▶ _Task instructions_
Go through the entries and transcribe each one exactly, dropping the pictures.

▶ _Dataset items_

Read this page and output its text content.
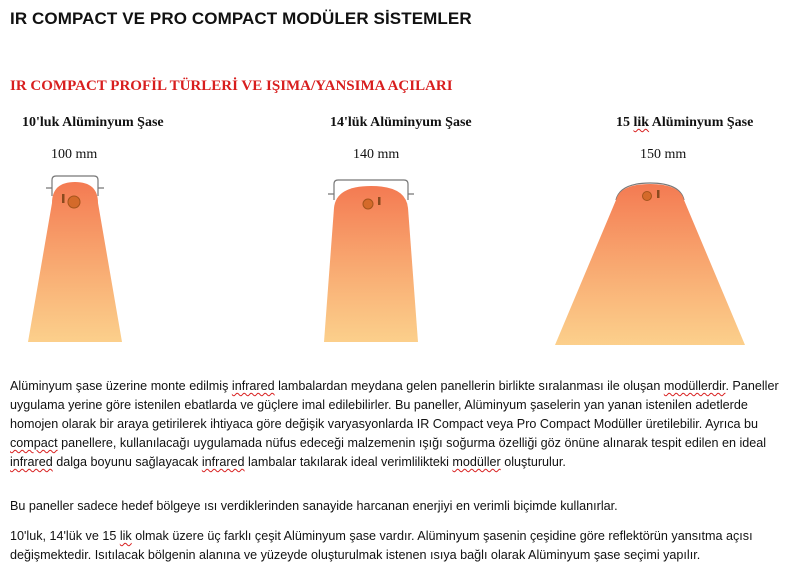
IR COMPACT VE PRO COMPACT MODÜLER SİSTEMLER
IR COMPACT PROFİL TÜRLERİ VE IŞIMA/YANSIMA AÇILARI
10'luk Alüminyum Şase
100 mm
14'lük Alüminyum Şase
140 mm
15 lik Alüminyum Şase
150 mm

Alüminyum şase üzerine monte edilmiş infrared lambalardan meydana gelen panellerin birlikte sıralanması ile oluşan modüllerdir. Paneller uygulama yerine göre istenilen ebatlarda ve güçlere imal edilebilirler. Bu paneller, Alüminyum şaselerin yan yanan istenilen adetlerde homojen olarak bir araya getirilerek ihtiyaca göre değişik varyasyonlarda IR Compact veya Pro Compact Modüller üretilebilir. Ayrıca bu compact panellere, kullanılacağı uygulamada nüfus edeceği malzemenin ışığı soğurma özelliği göz önüne alınarak tespit edilen en ideal infrared dalga boyunu sağlayacak infrared lambalar takılarak ideal verimlilikteki modüller oluşturulur.

Bu paneller sadece hedef bölgeye ısı verdiklerinden sanayide harcanan enerjiyi en verimli biçimde kullanırlar.

10'luk, 14'lük ve 15 lik olmak üzere üç farklı çeşit Alüminyum şase vardır. Alüminyum şasenin çeşidine göre reflektörün yansıtma açısı değişmektedir. Isıtılacak bölgenin alanına ve yüzeyde oluşturulmak istenen ısıya bağlı olarak Alüminyum şase seçimi yapılır.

▶ _Solution to this task_
Read this page and output its text content.
IR COMPACT VE PRO COMPACT MODÜLER SİSTEMLER
IR COMPACT PROFİL TÜRLERİ VE IŞIMA/YANSIMA AÇILARI
10'luk Alüminyum Şase
100 mm
14'lük Alüminyum Şase
140 mm
15 lik Alüminyum Şase
150 mm

Alüminyum şase üzerine monte edilmiş infrared lambalardan meydana gelen panellerin birlikte sıralanması ile oluşan modüllerdir. Paneller uygulama yerine göre istenilen ebatlarda ve güçlere imal edilebilirler. Bu paneller, Alüminyum şaselerin yan yanan istenilen adetlerde homojen olarak bir araya getirilerek ihtiyaca göre değişik varyasyonlarda IR Compact veya Pro Compact Modüller üretilebilir. Ayrıca bu compact panellere, kullanılacağı uygulamada nüfus edeceği malzemenin ışığı soğurma özelliği göz önüne alınarak tespit edilen en ideal infrared dalga boyunu sağlayacak infrared lambalar takılarak ideal verimlilikteki modüller oluşturulur.

Bu paneller sadece hedef bölgeye ısı verdiklerinden sanayide harcanan enerjiyi en verimli biçimde kullanırlar.

10'luk, 14'lük ve 15 lik olmak üzere üç farklı çeşit Alüminyum şase vardır. Alüminyum şasenin çeşidine göre reflektörün yansıtma açısı değişmektedir. Isıtılacak bölgenin alanına ve yüzeyde oluşturulmak istenen ısıya bağlı olarak Alüminyum şase seçimi yapılır.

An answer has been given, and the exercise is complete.